Work instructions: Quote the whole listing word for word, please.

[START]

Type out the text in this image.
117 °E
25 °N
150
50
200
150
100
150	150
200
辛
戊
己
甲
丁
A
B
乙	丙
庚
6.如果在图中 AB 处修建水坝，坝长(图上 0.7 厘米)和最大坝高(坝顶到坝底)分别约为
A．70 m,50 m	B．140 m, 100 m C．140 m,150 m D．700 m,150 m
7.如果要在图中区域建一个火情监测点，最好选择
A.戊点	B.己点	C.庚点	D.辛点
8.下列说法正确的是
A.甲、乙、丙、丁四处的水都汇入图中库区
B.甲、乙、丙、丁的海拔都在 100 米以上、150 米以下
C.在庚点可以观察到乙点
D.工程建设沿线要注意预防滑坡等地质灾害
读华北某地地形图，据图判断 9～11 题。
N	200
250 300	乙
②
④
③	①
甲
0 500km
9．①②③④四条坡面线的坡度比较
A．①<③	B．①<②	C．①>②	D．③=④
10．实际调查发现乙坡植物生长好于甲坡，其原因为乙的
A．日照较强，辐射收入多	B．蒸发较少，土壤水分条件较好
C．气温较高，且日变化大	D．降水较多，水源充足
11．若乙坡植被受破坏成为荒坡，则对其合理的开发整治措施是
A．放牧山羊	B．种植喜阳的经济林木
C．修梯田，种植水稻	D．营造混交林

[END]

The result:
Type out the text in this image.
117 °E
25 °N
150
50
200
150
100
150	150
200
辛
戊
己
甲
丁
A
B
乙	丙
庚
6.如果在图中 AB 处修建水坝，坝长(图上 0.7 厘米)和最大坝高(坝顶到坝底)分别约为
A．70 m,50 m	B．140 m, 100 m C．140 m,150 m D．700 m,150 m
7.如果要在图中区域建一个火情监测点，最好选择
A.戊点	B.己点	C.庚点	D.辛点
8.下列说法正确的是
A.甲、乙、丙、丁四处的水都汇入图中库区
B.甲、乙、丙、丁的海拔都在 100 米以上、150 米以下
C.在庚点可以观察到乙点
D.工程建设沿线要注意预防滑坡等地质灾害
读华北某地地形图，据图判断 9～11 题。
N	200
250 300	乙
②
④
③	①
甲
0 500km
9．①②③④四条坡面线的坡度比较
A．①<③	B．①<②	C．①>②	D．③=④
10．实际调查发现乙坡植物生长好于甲坡，其原因为乙的
A．日照较强，辐射收入多	B．蒸发较少，土壤水分条件较好
C．气温较高，且日变化大	D．降水较多，水源充足
11．若乙坡植被受破坏成为荒坡，则对其合理的开发整治措施是
A．放牧山羊	B．种植喜阳的经济林木
C．修梯田，种植水稻	D．营造混交林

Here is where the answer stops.